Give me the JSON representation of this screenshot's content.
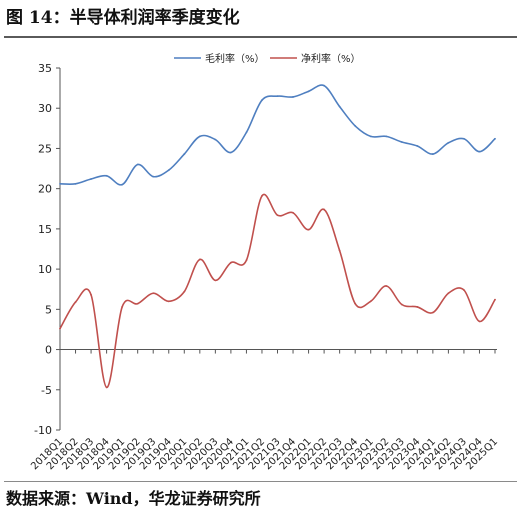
{
  "title": "图 14：半导体利润率季度变化",
  "source": "数据来源：Wind，华龙证券研究所",
  "chart_data": {
    "type": "line",
    "title": "图 14：半导体利润率季度变化",
    "xlabel": "",
    "ylabel": "",
    "ylim": [
      -10,
      35
    ],
    "yticks": [
      35,
      30,
      25,
      20,
      15,
      10,
      5,
      0,
      -5,
      -10
    ],
    "grid": false,
    "legend_position": "top",
    "categories": [
      "2018Q1",
      "2018Q2",
      "2018Q3",
      "2018Q4",
      "2019Q1",
      "2019Q2",
      "2019Q3",
      "2019Q4",
      "2020Q1",
      "2020Q2",
      "2020Q3",
      "2020Q4",
      "2021Q1",
      "2021Q2",
      "2021Q3",
      "2021Q4",
      "2022Q1",
      "2022Q2",
      "2022Q3",
      "2022Q4",
      "2023Q1",
      "2023Q2",
      "2023Q3",
      "2023Q4",
      "2024Q1",
      "2024Q2",
      "2024Q3",
      "2024Q4",
      "2025Q1"
    ],
    "series": [
      {
        "name": "毛利率（%）",
        "color": "#4f7fc0",
        "values": [
          20.6,
          20.6,
          21.2,
          21.6,
          20.5,
          23.0,
          21.5,
          22.3,
          24.3,
          26.5,
          26.1,
          24.5,
          27.0,
          31.0,
          31.5,
          31.4,
          32.1,
          32.8,
          30.2,
          27.8,
          26.5,
          26.5,
          25.8,
          25.3,
          24.3,
          25.7,
          26.2,
          24.6,
          26.2
        ]
      },
      {
        "name": "净利率（%）",
        "color": "#c0504d",
        "values": [
          2.6,
          5.9,
          6.8,
          -4.7,
          5.3,
          5.7,
          7.0,
          6.0,
          7.2,
          11.2,
          8.6,
          10.8,
          11.1,
          19.1,
          16.7,
          17.0,
          14.9,
          17.4,
          12.3,
          5.7,
          6.0,
          7.9,
          5.6,
          5.3,
          4.6,
          7.0,
          7.4,
          3.5,
          6.2
        ]
      }
    ]
  }
}
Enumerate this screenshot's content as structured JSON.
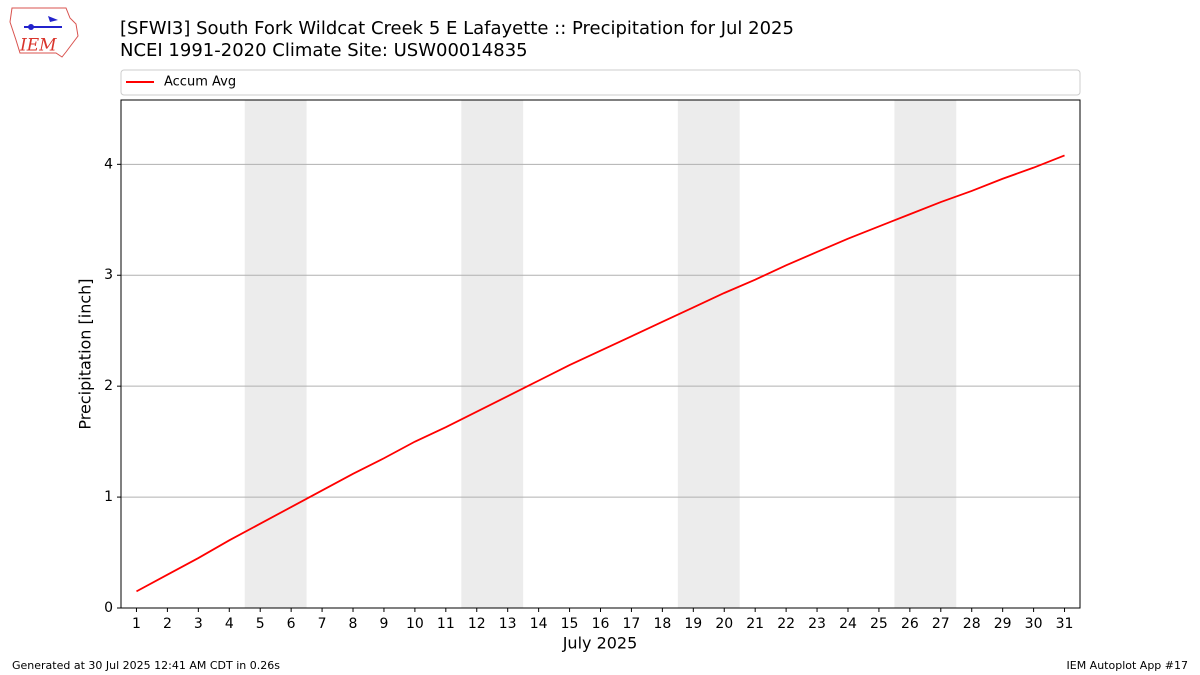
{
  "logo_text": "IEM",
  "chart_data": {
    "type": "line",
    "title": "[SFWI3] South Fork Wildcat Creek 5 E Lafayette :: Precipitation for Jul 2025",
    "subtitle": "NCEI 1991-2020 Climate Site: USW00014835",
    "xlabel": "July 2025",
    "ylabel": "Precipitation [inch]",
    "x": [
      1,
      2,
      3,
      4,
      5,
      6,
      7,
      8,
      9,
      10,
      11,
      12,
      13,
      14,
      15,
      16,
      17,
      18,
      19,
      20,
      21,
      22,
      23,
      24,
      25,
      26,
      27,
      28,
      29,
      30,
      31
    ],
    "series": [
      {
        "name": "Accum Avg",
        "color": "#ff0000",
        "values": [
          0.15,
          0.3,
          0.45,
          0.61,
          0.76,
          0.91,
          1.06,
          1.21,
          1.35,
          1.5,
          1.63,
          1.77,
          1.91,
          2.05,
          2.19,
          2.32,
          2.45,
          2.58,
          2.71,
          2.84,
          2.96,
          3.09,
          3.21,
          3.33,
          3.44,
          3.55,
          3.66,
          3.76,
          3.87,
          3.97,
          4.08
        ]
      }
    ],
    "xlim": [
      0.5,
      31.5
    ],
    "ylim": [
      0,
      4.58
    ],
    "xticks": [
      1,
      2,
      3,
      4,
      5,
      6,
      7,
      8,
      9,
      10,
      11,
      12,
      13,
      14,
      15,
      16,
      17,
      18,
      19,
      20,
      21,
      22,
      23,
      24,
      25,
      26,
      27,
      28,
      29,
      30,
      31
    ],
    "yticks": [
      0,
      1,
      2,
      3,
      4
    ],
    "shaded_spans": [
      [
        4.5,
        6.5
      ],
      [
        11.5,
        13.5
      ],
      [
        18.5,
        20.5
      ],
      [
        25.5,
        27.5
      ]
    ],
    "shade_color": "#ececec",
    "grid": "y",
    "legend": "top"
  },
  "footer": {
    "left": "Generated at 30 Jul 2025 12:41 AM CDT in 0.26s",
    "right": "IEM Autoplot App #17"
  }
}
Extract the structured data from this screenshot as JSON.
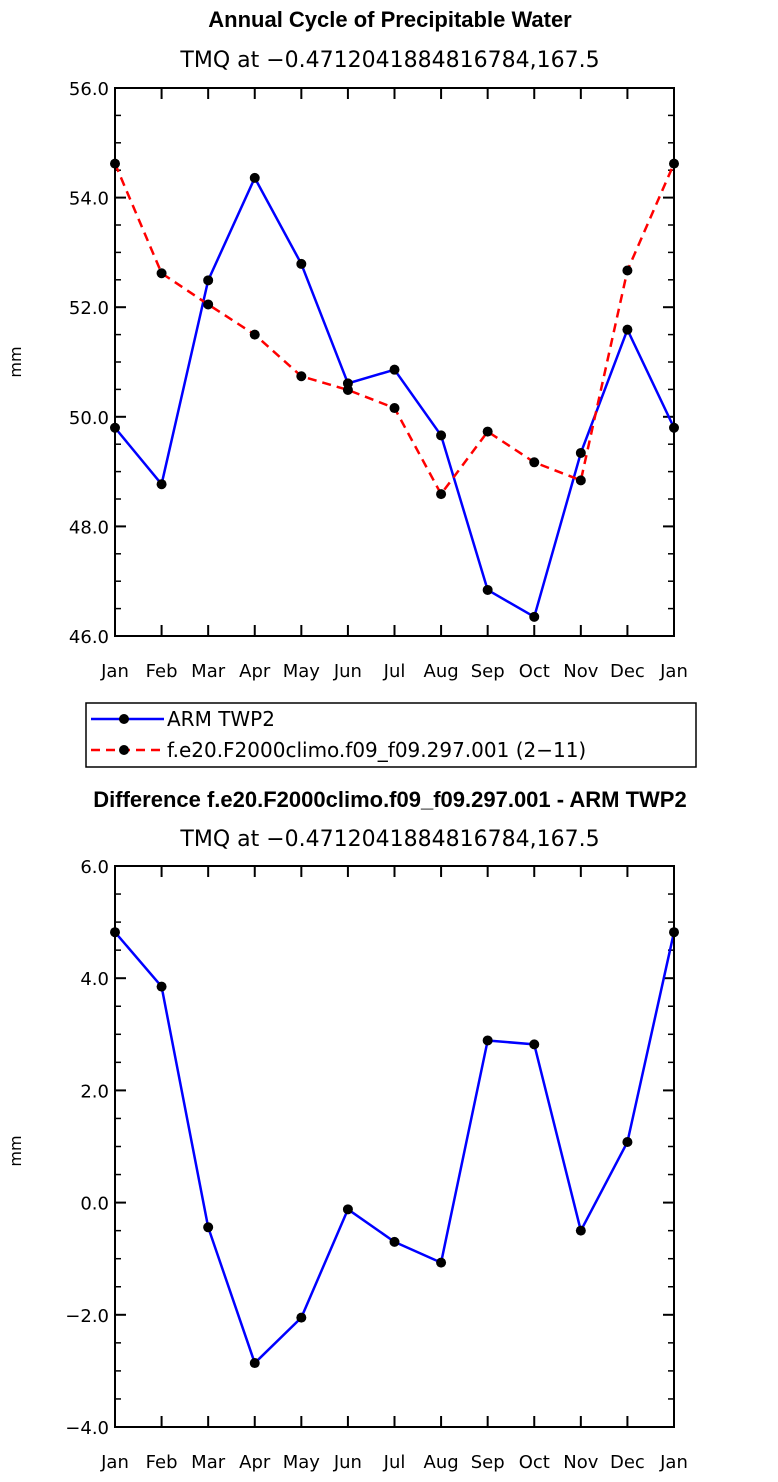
{
  "chart_data": [
    {
      "type": "line",
      "title": "Annual Cycle of Precipitable Water",
      "subtitle": "TMQ at −0.4712041884816784,167.5",
      "xlabel": "",
      "ylabel": "mm",
      "categories": [
        "Jan",
        "Feb",
        "Mar",
        "Apr",
        "May",
        "Jun",
        "Jul",
        "Aug",
        "Sep",
        "Oct",
        "Nov",
        "Dec",
        "Jan"
      ],
      "ylim": [
        46.0,
        56.0
      ],
      "yticks": [
        "46.0",
        "48.0",
        "50.0",
        "52.0",
        "54.0",
        "56.0"
      ],
      "grid": false,
      "series": [
        {
          "name": "ARM TWP2",
          "color": "#0000ff",
          "dash": "solid",
          "values": [
            49.8,
            48.77,
            52.49,
            54.36,
            52.79,
            50.61,
            50.86,
            49.66,
            46.84,
            46.35,
            49.34,
            51.59,
            49.8
          ]
        },
        {
          "name": "f.e20.F2000climo.f09_f09.297.001 (2−11)",
          "color": "#ff0000",
          "dash": "dashed",
          "values": [
            54.62,
            52.62,
            52.05,
            51.5,
            50.74,
            50.49,
            50.16,
            48.59,
            49.73,
            49.17,
            48.84,
            52.67,
            54.62
          ]
        }
      ],
      "legend": {
        "position": "below-left",
        "entries": [
          "ARM TWP2",
          "f.e20.F2000climo.f09_f09.297.001 (2−11)"
        ]
      }
    },
    {
      "type": "line",
      "title": "Difference f.e20.F2000climo.f09_f09.297.001 - ARM TWP2",
      "subtitle": "TMQ at −0.4712041884816784,167.5",
      "xlabel": "",
      "ylabel": "mm",
      "categories": [
        "Jan",
        "Feb",
        "Mar",
        "Apr",
        "May",
        "Jun",
        "Jul",
        "Aug",
        "Sep",
        "Oct",
        "Nov",
        "Dec",
        "Jan"
      ],
      "ylim": [
        -4.0,
        6.0
      ],
      "yticks": [
        "−4.0",
        "−2.0",
        "0.0",
        "2.0",
        "4.0",
        "6.0"
      ],
      "grid": false,
      "series": [
        {
          "name": "Difference",
          "color": "#0000ff",
          "dash": "solid",
          "values": [
            4.82,
            3.85,
            -0.44,
            -2.86,
            -2.05,
            -0.12,
            -0.7,
            -1.07,
            2.89,
            2.82,
            -0.5,
            1.08,
            4.82
          ]
        }
      ]
    }
  ]
}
━━━━━━━━━━
_Directive_. Write the entries above out again exactly, but not the pictures.

_Completed task_.
Give me the JSON representation of this screenshot's content.
{
  "title": "图 14：半导体利润率季度变化",
  "source": "数据来源：Wind，华龙证券研究所",
  "chart_data": {
    "type": "line",
    "title": "图 14：半导体利润率季度变化",
    "xlabel": "",
    "ylabel": "",
    "ylim": [
      -10,
      35
    ],
    "yticks": [
      35,
      30,
      25,
      20,
      15,
      10,
      5,
      0,
      -5,
      -10
    ],
    "grid": false,
    "legend_position": "top",
    "categories": [
      "2018Q1",
      "2018Q2",
      "2018Q3",
      "2018Q4",
      "2019Q1",
      "2019Q2",
      "2019Q3",
      "2019Q4",
      "2020Q1",
      "2020Q2",
      "2020Q3",
      "2020Q4",
      "2021Q1",
      "2021Q2",
      "2021Q3",
      "2021Q4",
      "2022Q1",
      "2022Q2",
      "2022Q3",
      "2022Q4",
      "2023Q1",
      "2023Q2",
      "2023Q3",
      "2023Q4",
      "2024Q1",
      "2024Q2",
      "2024Q3",
      "2024Q4",
      "2025Q1"
    ],
    "series": [
      {
        "name": "毛利率（%）",
        "color": "#4f7fc0",
        "values": [
          20.6,
          20.6,
          21.2,
          21.6,
          20.5,
          23.0,
          21.5,
          22.3,
          24.3,
          26.5,
          26.1,
          24.5,
          27.0,
          31.0,
          31.5,
          31.4,
          32.1,
          32.8,
          30.2,
          27.8,
          26.5,
          26.5,
          25.8,
          25.3,
          24.3,
          25.7,
          26.2,
          24.6,
          26.2
        ]
      },
      {
        "name": "净利率（%）",
        "color": "#c0504d",
        "values": [
          2.6,
          5.9,
          6.8,
          -4.7,
          5.3,
          5.7,
          7.0,
          6.0,
          7.2,
          11.2,
          8.6,
          10.8,
          11.1,
          19.1,
          16.7,
          17.0,
          14.9,
          17.4,
          12.3,
          5.7,
          6.0,
          7.9,
          5.6,
          5.3,
          4.6,
          7.0,
          7.4,
          3.5,
          6.2
        ]
      }
    ]
  }
}
Enumerate this screenshot's content as structured JSON.
{
  "logo_text": "IEM",
  "chart_data": {
    "type": "line",
    "title": "[SFWI3] South Fork Wildcat Creek 5 E Lafayette :: Precipitation for Jul 2025",
    "subtitle": "NCEI 1991-2020 Climate Site: USW00014835",
    "xlabel": "July 2025",
    "ylabel": "Precipitation [inch]",
    "x": [
      1,
      2,
      3,
      4,
      5,
      6,
      7,
      8,
      9,
      10,
      11,
      12,
      13,
      14,
      15,
      16,
      17,
      18,
      19,
      20,
      21,
      22,
      23,
      24,
      25,
      26,
      27,
      28,
      29,
      30,
      31
    ],
    "series": [
      {
        "name": "Accum Avg",
        "color": "#ff0000",
        "values": [
          0.15,
          0.3,
          0.45,
          0.61,
          0.76,
          0.91,
          1.06,
          1.21,
          1.35,
          1.5,
          1.63,
          1.77,
          1.91,
          2.05,
          2.19,
          2.32,
          2.45,
          2.58,
          2.71,
          2.84,
          2.96,
          3.09,
          3.21,
          3.33,
          3.44,
          3.55,
          3.66,
          3.76,
          3.87,
          3.97,
          4.08
        ]
      }
    ],
    "xlim": [
      0.5,
      31.5
    ],
    "ylim": [
      0,
      4.58
    ],
    "xticks": [
      1,
      2,
      3,
      4,
      5,
      6,
      7,
      8,
      9,
      10,
      11,
      12,
      13,
      14,
      15,
      16,
      17,
      18,
      19,
      20,
      21,
      22,
      23,
      24,
      25,
      26,
      27,
      28,
      29,
      30,
      31
    ],
    "yticks": [
      0,
      1,
      2,
      3,
      4
    ],
    "shaded_spans": [
      [
        4.5,
        6.5
      ],
      [
        11.5,
        13.5
      ],
      [
        18.5,
        20.5
      ],
      [
        25.5,
        27.5
      ]
    ],
    "shade_color": "#ececec",
    "grid": "y",
    "legend": "top"
  },
  "footer": {
    "left": "Generated at 30 Jul 2025 12:41 AM CDT in 0.26s",
    "right": "IEM Autoplot App #17"
  }
}
Extract the structured data from this screenshot as JSON.
{
  "chart_data": [
    {
      "type": "line",
      "title": "Annual Cycle of Precipitable Water",
      "subtitle": "TMQ at −0.4712041884816784,167.5",
      "xlabel": "",
      "ylabel": "mm",
      "categories": [
        "Jan",
        "Feb",
        "Mar",
        "Apr",
        "May",
        "Jun",
        "Jul",
        "Aug",
        "Sep",
        "Oct",
        "Nov",
        "Dec",
        "Jan"
      ],
      "ylim": [
        46.0,
        56.0
      ],
      "yticks": [
        "46.0",
        "48.0",
        "50.0",
        "52.0",
        "54.0",
        "56.0"
      ],
      "grid": false,
      "series": [
        {
          "name": "ARM TWP2",
          "color": "#0000ff",
          "dash": "solid",
          "values": [
            49.8,
            48.77,
            52.49,
            54.36,
            52.79,
            50.61,
            50.86,
            49.66,
            46.84,
            46.35,
            49.34,
            51.59,
            49.8
          ]
        },
        {
          "name": "f.e20.F2000climo.f09_f09.297.001 (2−11)",
          "color": "#ff0000",
          "dash": "dashed",
          "values": [
            54.62,
            52.62,
            52.05,
            51.5,
            50.74,
            50.49,
            50.16,
            48.59,
            49.73,
            49.17,
            48.84,
            52.67,
            54.62
          ]
        }
      ],
      "legend": {
        "position": "below-left",
        "entries": [
          "ARM TWP2",
          "f.e20.F2000climo.f09_f09.297.001 (2−11)"
        ]
      }
    },
    {
      "type": "line",
      "title": "Difference f.e20.F2000climo.f09_f09.297.001 - ARM TWP2",
      "subtitle": "TMQ at −0.4712041884816784,167.5",
      "xlabel": "",
      "ylabel": "mm",
      "categories": [
        "Jan",
        "Feb",
        "Mar",
        "Apr",
        "May",
        "Jun",
        "Jul",
        "Aug",
        "Sep",
        "Oct",
        "Nov",
        "Dec",
        "Jan"
      ],
      "ylim": [
        -4.0,
        6.0
      ],
      "yticks": [
        "−4.0",
        "−2.0",
        "0.0",
        "2.0",
        "4.0",
        "6.0"
      ],
      "grid": false,
      "series": [
        {
          "name": "Difference",
          "color": "#0000ff",
          "dash": "solid",
          "values": [
            4.82,
            3.85,
            -0.44,
            -2.86,
            -2.05,
            -0.12,
            -0.7,
            -1.07,
            2.89,
            2.82,
            -0.5,
            1.08,
            4.82
          ]
        }
      ]
    }
  ]
}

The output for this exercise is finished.